## Begin Input

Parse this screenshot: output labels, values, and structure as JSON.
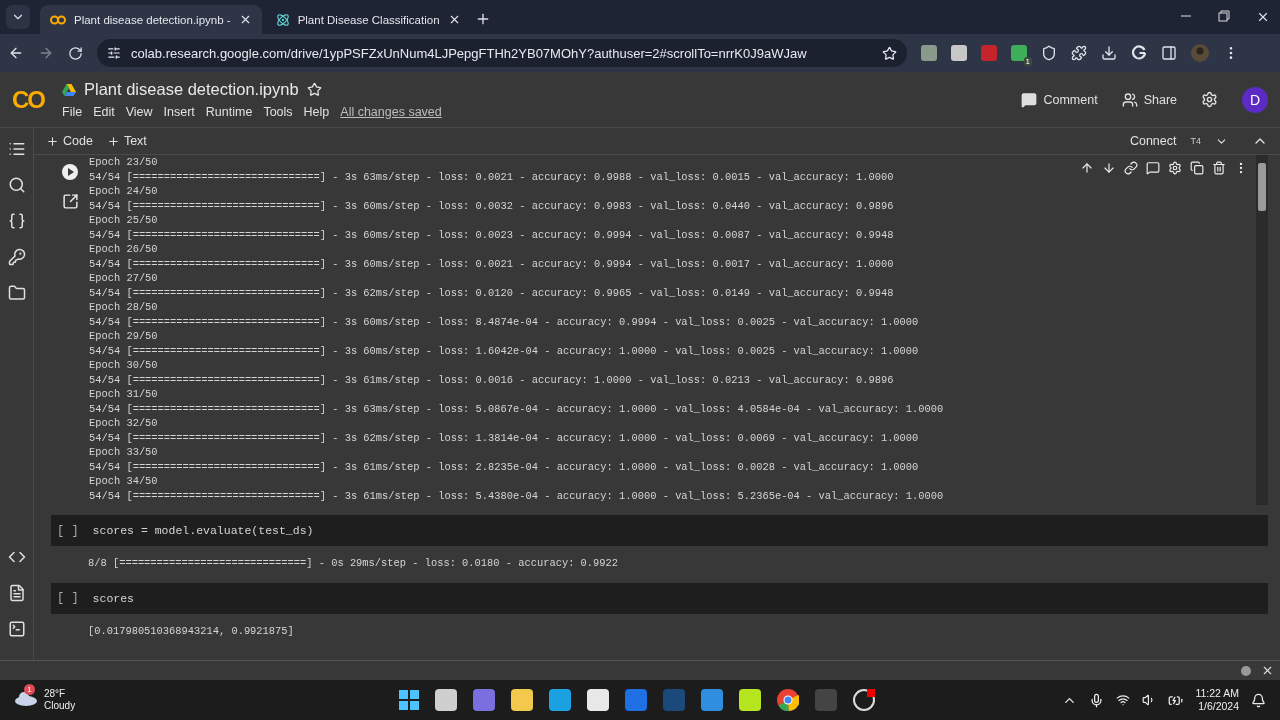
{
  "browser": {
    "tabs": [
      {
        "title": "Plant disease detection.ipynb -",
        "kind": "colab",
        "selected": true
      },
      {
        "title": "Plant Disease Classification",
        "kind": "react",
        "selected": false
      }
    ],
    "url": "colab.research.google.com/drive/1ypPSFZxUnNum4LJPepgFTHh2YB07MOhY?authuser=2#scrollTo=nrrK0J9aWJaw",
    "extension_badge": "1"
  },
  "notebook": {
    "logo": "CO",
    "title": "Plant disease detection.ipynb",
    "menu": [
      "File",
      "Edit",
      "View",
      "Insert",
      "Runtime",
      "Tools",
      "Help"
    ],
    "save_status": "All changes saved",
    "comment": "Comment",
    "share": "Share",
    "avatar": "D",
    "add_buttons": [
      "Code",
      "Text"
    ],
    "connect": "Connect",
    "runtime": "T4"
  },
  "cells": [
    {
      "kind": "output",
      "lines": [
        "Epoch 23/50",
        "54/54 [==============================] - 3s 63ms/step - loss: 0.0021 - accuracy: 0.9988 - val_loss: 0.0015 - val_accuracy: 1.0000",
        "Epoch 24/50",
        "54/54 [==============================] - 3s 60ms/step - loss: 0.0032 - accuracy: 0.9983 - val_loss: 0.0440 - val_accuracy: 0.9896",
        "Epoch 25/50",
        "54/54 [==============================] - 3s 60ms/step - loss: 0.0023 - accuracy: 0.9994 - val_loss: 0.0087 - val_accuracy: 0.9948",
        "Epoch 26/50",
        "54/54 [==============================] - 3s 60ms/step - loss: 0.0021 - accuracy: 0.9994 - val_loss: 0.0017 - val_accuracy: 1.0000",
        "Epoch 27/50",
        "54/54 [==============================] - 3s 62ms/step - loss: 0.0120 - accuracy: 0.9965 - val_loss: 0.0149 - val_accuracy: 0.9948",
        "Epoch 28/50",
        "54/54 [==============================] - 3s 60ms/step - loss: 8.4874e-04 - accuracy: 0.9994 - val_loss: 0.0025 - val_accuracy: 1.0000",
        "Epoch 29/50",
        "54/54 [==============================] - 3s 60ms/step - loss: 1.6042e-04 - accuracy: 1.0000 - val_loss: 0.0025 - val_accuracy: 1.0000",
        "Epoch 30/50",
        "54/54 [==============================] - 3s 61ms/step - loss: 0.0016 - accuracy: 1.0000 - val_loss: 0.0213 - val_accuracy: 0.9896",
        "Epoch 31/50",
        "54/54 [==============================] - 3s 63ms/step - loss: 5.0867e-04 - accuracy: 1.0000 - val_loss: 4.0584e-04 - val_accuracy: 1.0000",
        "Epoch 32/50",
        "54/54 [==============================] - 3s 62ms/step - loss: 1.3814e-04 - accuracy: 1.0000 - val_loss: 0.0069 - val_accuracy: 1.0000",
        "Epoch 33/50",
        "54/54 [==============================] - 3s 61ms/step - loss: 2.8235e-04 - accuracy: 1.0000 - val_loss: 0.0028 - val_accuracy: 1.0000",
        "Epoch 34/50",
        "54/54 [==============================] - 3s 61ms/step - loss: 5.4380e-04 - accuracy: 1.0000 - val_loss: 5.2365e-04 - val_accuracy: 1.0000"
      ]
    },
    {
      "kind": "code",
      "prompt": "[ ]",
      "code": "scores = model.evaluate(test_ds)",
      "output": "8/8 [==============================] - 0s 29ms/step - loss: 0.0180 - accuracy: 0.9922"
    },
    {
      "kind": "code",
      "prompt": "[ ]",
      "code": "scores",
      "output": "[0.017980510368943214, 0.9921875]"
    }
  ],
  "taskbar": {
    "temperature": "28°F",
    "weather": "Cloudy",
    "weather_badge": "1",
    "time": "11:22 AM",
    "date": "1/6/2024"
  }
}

## End Input
## Begin Input

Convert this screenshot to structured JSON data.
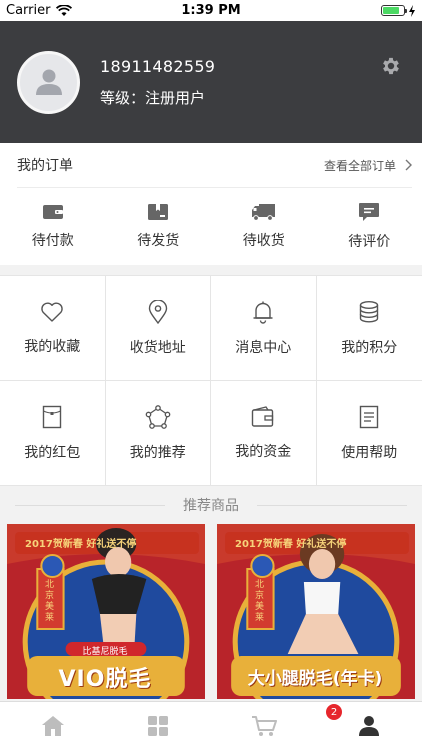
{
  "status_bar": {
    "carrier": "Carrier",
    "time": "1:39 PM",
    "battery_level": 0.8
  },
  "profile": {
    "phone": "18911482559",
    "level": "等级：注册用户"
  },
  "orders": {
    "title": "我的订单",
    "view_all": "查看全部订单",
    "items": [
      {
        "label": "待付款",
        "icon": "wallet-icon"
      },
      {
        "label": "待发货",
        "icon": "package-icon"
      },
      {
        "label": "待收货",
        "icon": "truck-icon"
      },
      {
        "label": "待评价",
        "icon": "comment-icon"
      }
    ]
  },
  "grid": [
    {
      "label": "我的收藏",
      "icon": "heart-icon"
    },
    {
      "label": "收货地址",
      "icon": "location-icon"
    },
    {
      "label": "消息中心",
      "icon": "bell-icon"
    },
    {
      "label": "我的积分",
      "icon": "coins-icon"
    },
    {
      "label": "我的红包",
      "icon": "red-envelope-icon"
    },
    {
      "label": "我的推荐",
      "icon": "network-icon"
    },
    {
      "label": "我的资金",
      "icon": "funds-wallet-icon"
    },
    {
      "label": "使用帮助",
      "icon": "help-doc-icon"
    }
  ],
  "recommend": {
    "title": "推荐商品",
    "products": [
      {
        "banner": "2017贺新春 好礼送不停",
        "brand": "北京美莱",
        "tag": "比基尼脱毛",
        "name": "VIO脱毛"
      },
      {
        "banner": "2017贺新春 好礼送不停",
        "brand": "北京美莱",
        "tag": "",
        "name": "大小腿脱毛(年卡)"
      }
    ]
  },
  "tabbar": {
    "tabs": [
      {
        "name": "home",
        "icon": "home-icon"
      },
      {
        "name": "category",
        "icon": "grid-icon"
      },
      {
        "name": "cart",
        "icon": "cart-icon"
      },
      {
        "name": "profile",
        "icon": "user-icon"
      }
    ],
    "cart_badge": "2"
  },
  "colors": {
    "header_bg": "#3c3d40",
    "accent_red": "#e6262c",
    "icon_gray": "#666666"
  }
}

## End Input

*Task*. Which lines in the data above contain "screenshot"? Show each one.

*Solution to this exercise*.
Parse this screenshot: output labels, values, and structure as JSON.
Convert this screenshot to structured JSON data.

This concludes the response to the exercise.